#### [STATED PROBLEM]
Can you transcribe every record below exactly as it appears?

[Records from a data source]
----

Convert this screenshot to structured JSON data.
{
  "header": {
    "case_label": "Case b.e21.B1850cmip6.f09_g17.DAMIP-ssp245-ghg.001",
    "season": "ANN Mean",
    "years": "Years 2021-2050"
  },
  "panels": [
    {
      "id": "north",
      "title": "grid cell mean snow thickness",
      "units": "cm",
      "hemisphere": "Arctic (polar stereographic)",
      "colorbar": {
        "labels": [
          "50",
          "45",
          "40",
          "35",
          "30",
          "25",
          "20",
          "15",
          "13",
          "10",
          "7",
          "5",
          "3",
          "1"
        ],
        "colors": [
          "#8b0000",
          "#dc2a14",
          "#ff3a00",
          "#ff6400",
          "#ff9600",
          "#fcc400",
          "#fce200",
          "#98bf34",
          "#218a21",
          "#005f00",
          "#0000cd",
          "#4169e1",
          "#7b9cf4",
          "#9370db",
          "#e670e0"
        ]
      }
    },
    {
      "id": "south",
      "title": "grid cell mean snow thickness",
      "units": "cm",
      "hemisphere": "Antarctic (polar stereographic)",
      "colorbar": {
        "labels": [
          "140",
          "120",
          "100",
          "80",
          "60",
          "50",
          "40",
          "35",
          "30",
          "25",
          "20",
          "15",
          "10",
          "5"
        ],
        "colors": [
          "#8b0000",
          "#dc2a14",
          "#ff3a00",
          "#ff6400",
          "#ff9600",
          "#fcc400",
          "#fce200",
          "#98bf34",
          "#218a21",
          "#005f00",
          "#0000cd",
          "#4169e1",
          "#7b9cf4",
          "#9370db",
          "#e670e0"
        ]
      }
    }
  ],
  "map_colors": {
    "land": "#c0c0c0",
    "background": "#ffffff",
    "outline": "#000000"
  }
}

----

#### [PROBLEM SOLUTION]
Convert this screenshot to structured JSON data.
{
  "header": {
    "case_label": "Case b.e21.B1850cmip6.f09_g17.DAMIP-ssp245-ghg.001",
    "season": "ANN Mean",
    "years": "Years 2021-2050"
  },
  "panels": [
    {
      "id": "north",
      "title": "grid cell mean snow thickness",
      "units": "cm",
      "hemisphere": "Arctic (polar stereographic)",
      "colorbar": {
        "labels": [
          "50",
          "45",
          "40",
          "35",
          "30",
          "25",
          "20",
          "15",
          "13",
          "10",
          "7",
          "5",
          "3",
          "1"
        ],
        "colors": [
          "#8b0000",
          "#dc2a14",
          "#ff3a00",
          "#ff6400",
          "#ff9600",
          "#fcc400",
          "#fce200",
          "#98bf34",
          "#218a21",
          "#005f00",
          "#0000cd",
          "#4169e1",
          "#7b9cf4",
          "#9370db",
          "#e670e0"
        ]
      }
    },
    {
      "id": "south",
      "title": "grid cell mean snow thickness",
      "units": "cm",
      "hemisphere": "Antarctic (polar stereographic)",
      "colorbar": {
        "labels": [
          "140",
          "120",
          "100",
          "80",
          "60",
          "50",
          "40",
          "35",
          "30",
          "25",
          "20",
          "15",
          "10",
          "5"
        ],
        "colors": [
          "#8b0000",
          "#dc2a14",
          "#ff3a00",
          "#ff6400",
          "#ff9600",
          "#fcc400",
          "#fce200",
          "#98bf34",
          "#218a21",
          "#005f00",
          "#0000cd",
          "#4169e1",
          "#7b9cf4",
          "#9370db",
          "#e670e0"
        ]
      }
    }
  ],
  "map_colors": {
    "land": "#c0c0c0",
    "background": "#ffffff",
    "outline": "#000000"
  }
}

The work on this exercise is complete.